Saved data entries
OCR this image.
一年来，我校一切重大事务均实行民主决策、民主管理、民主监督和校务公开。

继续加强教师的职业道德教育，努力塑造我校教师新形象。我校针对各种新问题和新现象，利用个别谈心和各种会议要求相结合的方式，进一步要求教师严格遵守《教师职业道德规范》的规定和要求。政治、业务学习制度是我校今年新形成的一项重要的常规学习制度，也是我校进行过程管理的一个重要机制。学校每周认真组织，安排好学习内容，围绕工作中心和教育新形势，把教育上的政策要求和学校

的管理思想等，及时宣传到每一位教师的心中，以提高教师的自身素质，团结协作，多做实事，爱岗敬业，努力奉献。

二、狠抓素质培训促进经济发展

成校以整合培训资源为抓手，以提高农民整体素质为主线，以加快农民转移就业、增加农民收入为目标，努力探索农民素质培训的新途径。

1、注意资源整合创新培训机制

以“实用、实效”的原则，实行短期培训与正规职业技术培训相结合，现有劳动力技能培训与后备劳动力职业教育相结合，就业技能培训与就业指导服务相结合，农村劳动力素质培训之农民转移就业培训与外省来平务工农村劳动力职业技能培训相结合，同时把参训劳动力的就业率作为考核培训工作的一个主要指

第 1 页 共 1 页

TO BE DONE> Restate the whole of the material exactly.

TASK OUTPUT>
OCR this image.
一年来，我校一切重大事务均实行民主决策、民主管理、民主监督和校务公开。

继续加强教师的职业道德教育，努力塑造我校教师新形象。我校针对各种新问题和新现象，利用个别谈心和各种会议要求相结合的方式，进一步要求教师严格遵守《教师职业道德规范》的规定和要求。政治、业务学习制度是我校今年新形成的一项重要的常规学习制度，也是我校进行过程管理的一个重要机制。学校每周认真组织，安排好学习内容，围绕工作中心和教育新形势，把教育上的政策要求和学校

的管理思想等，及时宣传到每一位教师的心中，以提高教师的自身素质，团结协作，多做实事，爱岗敬业，努力奉献。

二、狠抓素质培训促进经济发展

成校以整合培训资源为抓手，以提高农民整体素质为主线，以加快农民转移就业、增加农民收入为目标，努力探索农民素质培训的新途径。

1、注意资源整合创新培训机制

以“实用、实效”的原则，实行短期培训与正规职业技术培训相结合，现有劳动力技能培训与后备劳动力职业教育相结合，就业技能培训与就业指导服务相结合，农村劳动力素质培训之农民转移就业培训与外省来平务工农村劳动力职业技能培训相结合，同时把参训劳动力的就业率作为考核培训工作的一个主要指

第 1 页 共 1 页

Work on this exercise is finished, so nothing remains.